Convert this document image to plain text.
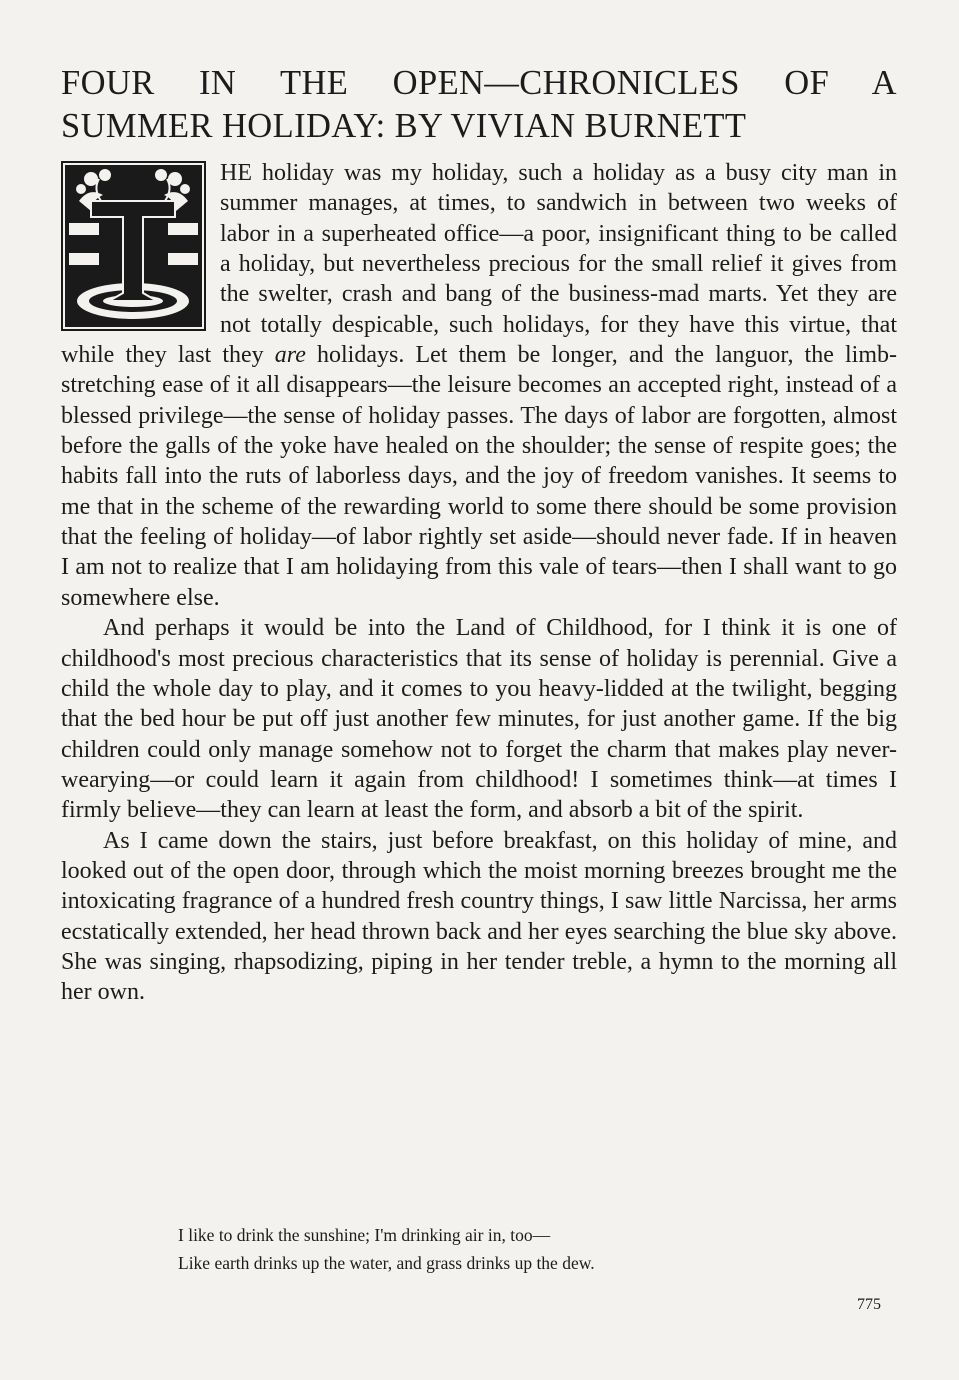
FOUR IN THE OPEN—CHRONICLES OF A
SUMMER HOLIDAY: BY VIVIAN BURNETT

HE holiday was my holiday, such a holiday as a busy city man in summer manages, at times, to sandwich in between two weeks of labor in a superheated office—a poor, insignificant thing to be called a holiday, but nevertheless precious for the small relief it gives from the swelter, crash and bang of the business-mad marts. Yet they are not totally despicable, such holidays, for they have this virtue, that while they last they are holidays. Let them be longer, and the languor, the limb-stretching ease of it all disappears—the leisure becomes an accepted right, instead of a blessed privilege—the sense of holiday passes. The days of labor are forgotten, almost before the galls of the yoke have healed on the shoulder; the sense of respite goes; the habits fall into the ruts of laborless days, and the joy of freedom vanishes. It seems to me that in the scheme of the rewarding world to some there should be some provision that the feeling of holiday—of labor rightly set aside—should never fade. If in heaven I am not to realize that I am holidaying from this vale of tears—then I shall want to go somewhere else.

And perhaps it would be into the Land of Childhood, for I think it is one of childhood's most precious characteristics that its sense of holiday is perennial. Give a child the whole day to play, and it comes to you heavy-lidded at the twilight, begging that the bed hour be put off just another few minutes, for just another game. If the big children could only manage somehow not to forget the charm that makes play never-wearying—or could learn it again from childhood! I sometimes think—at times I firmly believe—they can learn at least the form, and absorb a bit of the spirit.

As I came down the stairs, just before breakfast, on this holiday of mine, and looked out of the open door, through which the moist morning breezes brought me the intoxicating fragrance of a hundred fresh country things, I saw little Narcissa, her arms ecstatically extended, her head thrown back and her eyes searching the blue sky above. She was singing, rhapsodizing, piping in her tender treble, a hymn to the morning all her own.

I like to drink the sunshine; I'm drinking air in, too—
Like earth drinks up the water, and grass drinks up the dew.
775
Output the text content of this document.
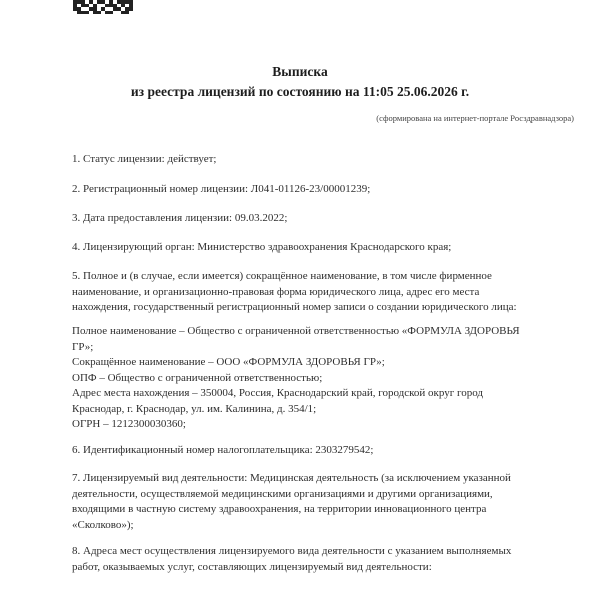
Выписка
из реестра лицензий по состоянию на 11:05 25.06.2026 г.
(сформирована на интернет-портале Росздравнадзора)
1. Статус лицензии: действует;
2. Регистрационный номер лицензии: Л041-01126-23/00001239;
3. Дата предоставления лицензии: 09.03.2022;
4. Лицензирующий орган: Министерство здравоохранения Краснодарского края;
5. Полное и (в случае, если имеется) сокращённое наименование, в том числе фирменное
наименование, и организационно-правовая форма юридического лица, адрес его места
нахождения, государственный регистрационный номер записи о создании юридического лица:
Полное наименование – Общество с ограниченной ответственностью «ФОРМУЛА ЗДОРОВЬЯ
ГР»;
Сокращённое наименование – ООО «ФОРМУЛА ЗДОРОВЬЯ ГР»;
ОПФ – Общество с ограниченной ответственностью;
Адрес места нахождения – 350004, Россия, Краснодарский край, городской округ город
Краснодар, г. Краснодар, ул. им. Калинина, д. 354/1;
ОГРН – 1212300030360;
6. Идентификационный номер налогоплательщика: 2303279542;
7. Лицензируемый вид деятельности: Медицинская деятельность (за исключением указанной
деятельности, осуществляемой медицинскими организациями и другими организациями,
входящими в частную систему здравоохранения, на территории инновационного центра
«Сколково»);
8. Адреса мест осуществления лицензируемого вида деятельности с указанием выполняемых
работ, оказываемых услуг, составляющих лицензируемый вид деятельности:
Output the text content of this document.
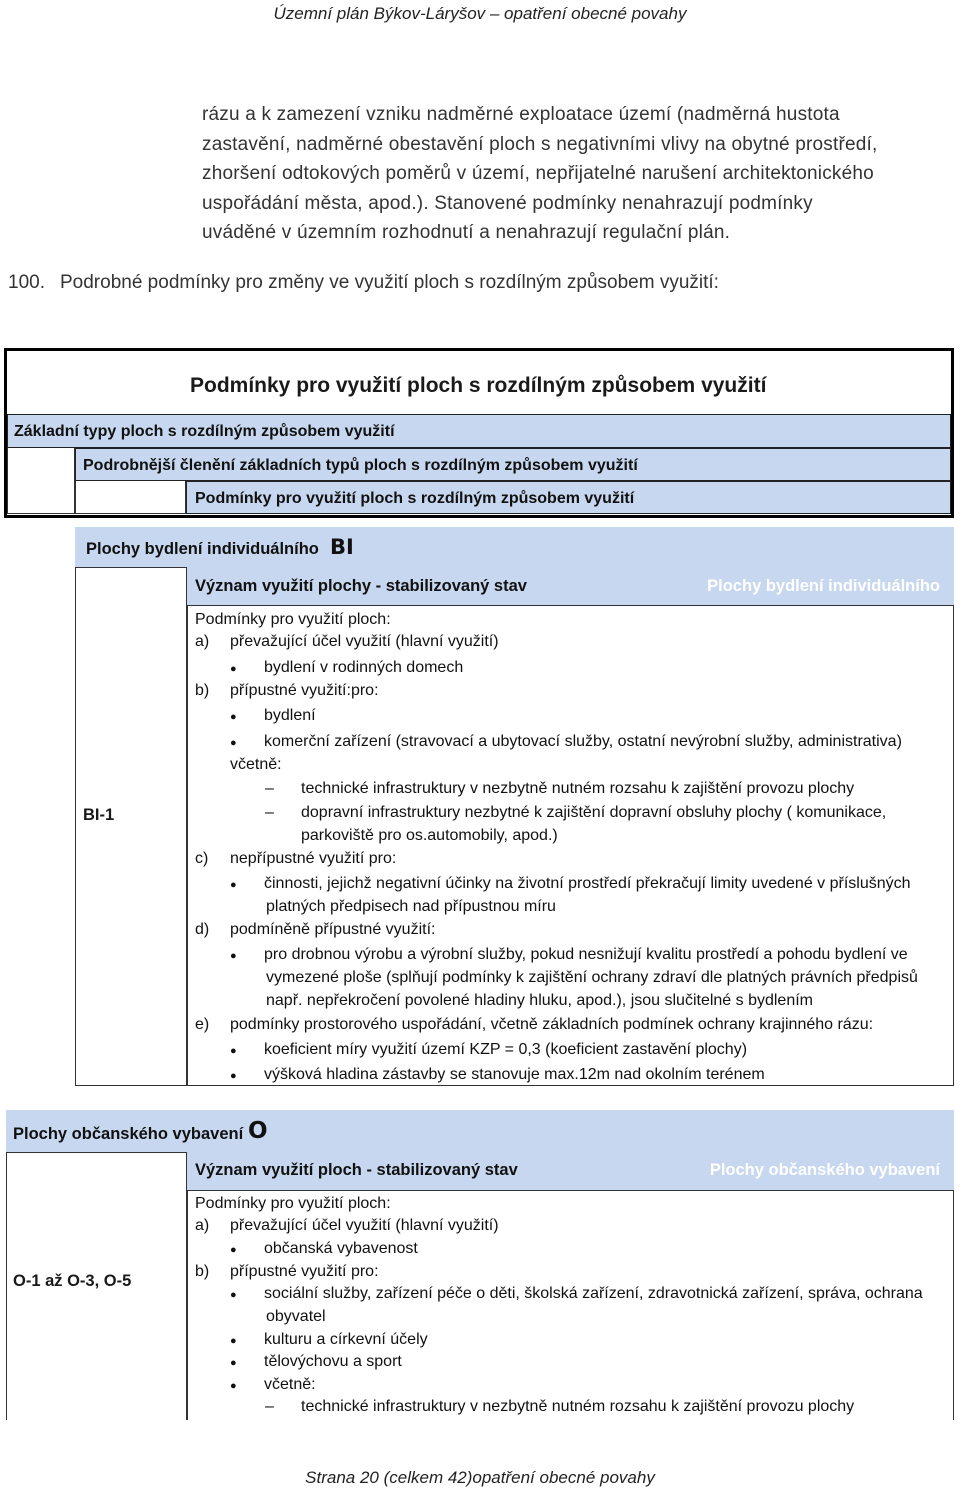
Územní plán Býkov-Láryšov – opatření obecné povahy
rázu a k zamezení vzniku nadměrné exploatace území (nadměrná hustota
zastavění, nadměrné obestavění ploch s negativními vlivy na obytné prostředí,
zhoršení odtokových poměrů v území, nepřijatelné narušení architektonického
uspořádání města, apod.). Stanovené podmínky nenahrazují podmínky
uváděné v územním rozhodnutí a nenahrazují regulační plán.
100. Podrobné podmínky pro změny ve využití ploch s rozdílným způsobem využití:
Podmínky pro využití ploch s rozdílným způsobem využití
Základní typy ploch s rozdílným způsobem využití
Podrobnější členění základních typů ploch s rozdílným způsobem využití
Podmínky pro využití ploch s rozdílným způsobem využití
Plochy bydlení individuálního BI
BI-1
Význam využití plochy - stabilizovaný stav	Plochy bydlení individuálního
Podmínky pro využití ploch:
a) převažující účel využití (hlavní využití)
● bydlení v rodinných domech
b) přípustné využití:pro:
● bydlení
● komerční zařízení (stravovací a ubytovací služby, ostatní nevýrobní služby, administrativa)
včetně:
– technické infrastruktury v nezbytně nutném rozsahu k zajištění provozu plochy
– dopravní infrastruktury nezbytné k zajištění dopravní obsluhy plochy ( komunikace,
parkoviště pro os.automobily, apod.)
c) nepřípustné využití pro:
● činnosti, jejichž negativní účinky na životní prostředí překračují limity uvedené v příslušných
platných předpisech nad přípustnou míru
d) podmíněně přípustné využití:
● pro drobnou výrobu a výrobní služby, pokud nesnižují kvalitu prostředí a pohodu bydlení ve
vymezené ploše (splňují podmínky k zajištění ochrany zdraví dle platných právních předpisů
např. nepřekročení povolené hladiny hluku, apod.), jsou slučitelné s bydlením
e) podmínky prostorového uspořádání, včetně základních podmínek ochrany krajinného rázu:
● koeficient míry využití území KZP = 0,3 (koeficient zastavění plochy)
● výšková hladina zástavby se stanovuje max.12m nad okolním terénem
Plochy občanského vybavení O
O-1 až O-3, O-5
Význam využití ploch - stabilizovaný stav	Plochy občanského vybavení
Podmínky pro využití ploch:
a) převažující účel využití (hlavní využití)
● občanská vybavenost
b) přípustné využití pro:
● sociální služby, zařízení péče o děti, školská zařízení, zdravotnická zařízení, správa, ochrana
obyvatel
● kulturu a církevní účely
● tělovýchovu a sport
● včetně:
– technické infrastruktury v nezbytně nutném rozsahu k zajištění provozu plochy
Strana 20 (celkem 42)opatření obecné povahy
━━━━━━━━━━━━━━━━━━━━
> [Set task]: Copy all the entries word for word. Omit any pictures.

> [Exercise output]:
Convert this document image to plain text.
FOUR IN THE OPEN—CHRONICLES OF A
SUMMER HOLIDAY: BY VIVIAN BURNETT

HE holiday was my holiday, such a holiday as a busy city man in summer manages, at times, to sandwich in between two weeks of labor in a superheated office—a poor, insignificant thing to be called a holiday, but nevertheless precious for the small relief it gives from the swelter, crash and bang of the business-mad marts. Yet they are not totally despicable, such holidays, for they have this virtue, that while they last they are holidays. Let them be longer, and the languor, the limb-stretching ease of it all disappears—the leisure becomes an accepted right, instead of a blessed privilege—the sense of holiday passes. The days of labor are forgotten, almost before the galls of the yoke have healed on the shoulder; the sense of respite goes; the habits fall into the ruts of laborless days, and the joy of freedom vanishes. It seems to me that in the scheme of the rewarding world to some there should be some provision that the feeling of holiday—of labor rightly set aside—should never fade. If in heaven I am not to realize that I am holidaying from this vale of tears—then I shall want to go somewhere else.

And perhaps it would be into the Land of Childhood, for I think it is one of childhood's most precious characteristics that its sense of holiday is perennial. Give a child the whole day to play, and it comes to you heavy-lidded at the twilight, begging that the bed hour be put off just another few minutes, for just another game. If the big children could only manage somehow not to forget the charm that makes play never-wearying—or could learn it again from childhood! I sometimes think—at times I firmly believe—they can learn at least the form, and absorb a bit of the spirit.

As I came down the stairs, just before breakfast, on this holiday of mine, and looked out of the open door, through which the moist morning breezes brought me the intoxicating fragrance of a hundred fresh country things, I saw little Narcissa, her arms ecstatically extended, her head thrown back and her eyes searching the blue sky above. She was singing, rhapsodizing, piping in her tender treble, a hymn to the morning all her own.

I like to drink the sunshine; I'm drinking air in, too—
Like earth drinks up the water, and grass drinks up the dew.
775
Output the text content of this document.
Выписка
из реестра лицензий по состоянию на 11:05 25.06.2026 г.
(сформирована на интернет-портале Росздравнадзора)
1. Статус лицензии: действует;
2. Регистрационный номер лицензии: Л041-01126-23/00001239;
3. Дата предоставления лицензии: 09.03.2022;
4. Лицензирующий орган: Министерство здравоохранения Краснодарского края;
5. Полное и (в случае, если имеется) сокращённое наименование, в том числе фирменное
наименование, и организационно-правовая форма юридического лица, адрес его места
нахождения, государственный регистрационный номер записи о создании юридического лица:
Полное наименование – Общество с ограниченной ответственностью «ФОРМУЛА ЗДОРОВЬЯ
ГР»;
Сокращённое наименование – ООО «ФОРМУЛА ЗДОРОВЬЯ ГР»;
ОПФ – Общество с ограниченной ответственностью;
Адрес места нахождения – 350004, Россия, Краснодарский край, городской округ город
Краснодар, г. Краснодар, ул. им. Калинина, д. 354/1;
ОГРН – 1212300030360;
6. Идентификационный номер налогоплательщика: 2303279542;
7. Лицензируемый вид деятельности: Медицинская деятельность (за исключением указанной
деятельности, осуществляемой медицинскими организациями и другими организациями,
входящими в частную систему здравоохранения, на территории инновационного центра
«Сколково»);
8. Адреса мест осуществления лицензируемого вида деятельности с указанием выполняемых
работ, оказываемых услуг, составляющих лицензируемый вид деятельности:
Output the text content of this document.
Územní plán Býkov-Láryšov – opatření obecné povahy
rázu a k zamezení vzniku nadměrné exploatace území (nadměrná hustota
zastavění, nadměrné obestavění ploch s negativními vlivy na obytné prostředí,
zhoršení odtokových poměrů v území, nepřijatelné narušení architektonického
uspořádání města, apod.). Stanovené podmínky nenahrazují podmínky
uváděné v územním rozhodnutí a nenahrazují regulační plán.
100. Podrobné podmínky pro změny ve využití ploch s rozdílným způsobem využití:
Podmínky pro využití ploch s rozdílným způsobem využití
Základní typy ploch s rozdílným způsobem využití
Podrobnější členění základních typů ploch s rozdílným způsobem využití
Podmínky pro využití ploch s rozdílným způsobem využití
Plochy bydlení individuálního BI
BI-1
Význam využití plochy - stabilizovaný stav	Plochy bydlení individuálního
Podmínky pro využití ploch:
a) převažující účel využití (hlavní využití)
● bydlení v rodinných domech
b) přípustné využití:pro:
● bydlení
● komerční zařízení (stravovací a ubytovací služby, ostatní nevýrobní služby, administrativa)
včetně:
– technické infrastruktury v nezbytně nutném rozsahu k zajištění provozu plochy
– dopravní infrastruktury nezbytné k zajištění dopravní obsluhy plochy ( komunikace,
parkoviště pro os.automobily, apod.)
c) nepřípustné využití pro:
● činnosti, jejichž negativní účinky na životní prostředí překračují limity uvedené v příslušných
platných předpisech nad přípustnou míru
d) podmíněně přípustné využití:
● pro drobnou výrobu a výrobní služby, pokud nesnižují kvalitu prostředí a pohodu bydlení ve
vymezené ploše (splňují podmínky k zajištění ochrany zdraví dle platných právních předpisů
např. nepřekročení povolené hladiny hluku, apod.), jsou slučitelné s bydlením
e) podmínky prostorového uspořádání, včetně základních podmínek ochrany krajinného rázu:
● koeficient míry využití území KZP = 0,3 (koeficient zastavění plochy)
● výšková hladina zástavby se stanovuje max.12m nad okolním terénem
Plochy občanského vybavení O
O-1 až O-3, O-5
Význam využití ploch - stabilizovaný stav	Plochy občanského vybavení
Podmínky pro využití ploch:
a) převažující účel využití (hlavní využití)
● občanská vybavenost
b) přípustné využití pro:
● sociální služby, zařízení péče o děti, školská zařízení, zdravotnická zařízení, správa, ochrana
obyvatel
● kulturu a církevní účely
● tělovýchovu a sport
● včetně:
– technické infrastruktury v nezbytně nutném rozsahu k zajištění provozu plochy
Strana 20 (celkem 42)opatření obecné povahy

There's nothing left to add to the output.